Stored data
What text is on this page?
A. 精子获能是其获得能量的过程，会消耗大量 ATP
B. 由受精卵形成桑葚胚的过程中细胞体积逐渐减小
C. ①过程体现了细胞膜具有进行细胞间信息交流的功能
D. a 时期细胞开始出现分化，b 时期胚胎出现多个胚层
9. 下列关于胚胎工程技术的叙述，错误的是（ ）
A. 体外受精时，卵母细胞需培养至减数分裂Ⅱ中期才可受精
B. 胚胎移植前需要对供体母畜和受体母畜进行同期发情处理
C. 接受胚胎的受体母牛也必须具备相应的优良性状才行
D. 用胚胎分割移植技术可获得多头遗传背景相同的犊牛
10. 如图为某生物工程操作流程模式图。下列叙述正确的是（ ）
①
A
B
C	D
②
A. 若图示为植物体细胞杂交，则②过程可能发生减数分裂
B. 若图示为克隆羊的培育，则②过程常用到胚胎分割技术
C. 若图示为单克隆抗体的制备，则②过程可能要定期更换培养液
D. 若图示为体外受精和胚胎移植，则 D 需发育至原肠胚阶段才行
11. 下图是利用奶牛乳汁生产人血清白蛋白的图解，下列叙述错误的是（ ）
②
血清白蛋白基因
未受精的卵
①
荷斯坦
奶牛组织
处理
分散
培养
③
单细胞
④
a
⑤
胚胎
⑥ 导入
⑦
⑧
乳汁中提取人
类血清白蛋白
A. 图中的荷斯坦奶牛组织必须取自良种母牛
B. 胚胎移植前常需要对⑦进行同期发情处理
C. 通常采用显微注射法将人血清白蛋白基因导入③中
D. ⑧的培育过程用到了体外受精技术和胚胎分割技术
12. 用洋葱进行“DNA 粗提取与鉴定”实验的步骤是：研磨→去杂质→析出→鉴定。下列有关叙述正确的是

## [Set exercise]
Set down all of the entries exactly, please.

## [Written reply]
What text is on this page?
A. 精子获能是其获得能量的过程，会消耗大量 ATP
B. 由受精卵形成桑葚胚的过程中细胞体积逐渐减小
C. ①过程体现了细胞膜具有进行细胞间信息交流的功能
D. a 时期细胞开始出现分化，b 时期胚胎出现多个胚层
9. 下列关于胚胎工程技术的叙述，错误的是（ ）
A. 体外受精时，卵母细胞需培养至减数分裂Ⅱ中期才可受精
B. 胚胎移植前需要对供体母畜和受体母畜进行同期发情处理
C. 接受胚胎的受体母牛也必须具备相应的优良性状才行
D. 用胚胎分割移植技术可获得多头遗传背景相同的犊牛
10. 如图为某生物工程操作流程模式图。下列叙述正确的是（ ）
①
A
B
C	D
②
A. 若图示为植物体细胞杂交，则②过程可能发生减数分裂
B. 若图示为克隆羊的培育，则②过程常用到胚胎分割技术
C. 若图示为单克隆抗体的制备，则②过程可能要定期更换培养液
D. 若图示为体外受精和胚胎移植，则 D 需发育至原肠胚阶段才行
11. 下图是利用奶牛乳汁生产人血清白蛋白的图解，下列叙述错误的是（ ）
②
血清白蛋白基因
未受精的卵
①
荷斯坦
奶牛组织
处理
分散
培养
③
单细胞
④
a
⑤
胚胎
⑥ 导入
⑦
⑧
乳汁中提取人
类血清白蛋白
A. 图中的荷斯坦奶牛组织必须取自良种母牛
B. 胚胎移植前常需要对⑦进行同期发情处理
C. 通常采用显微注射法将人血清白蛋白基因导入③中
D. ⑧的培育过程用到了体外受精技术和胚胎分割技术
12. 用洋葱进行“DNA 粗提取与鉴定”实验的步骤是：研磨→去杂质→析出→鉴定。下列有关叙述正确的是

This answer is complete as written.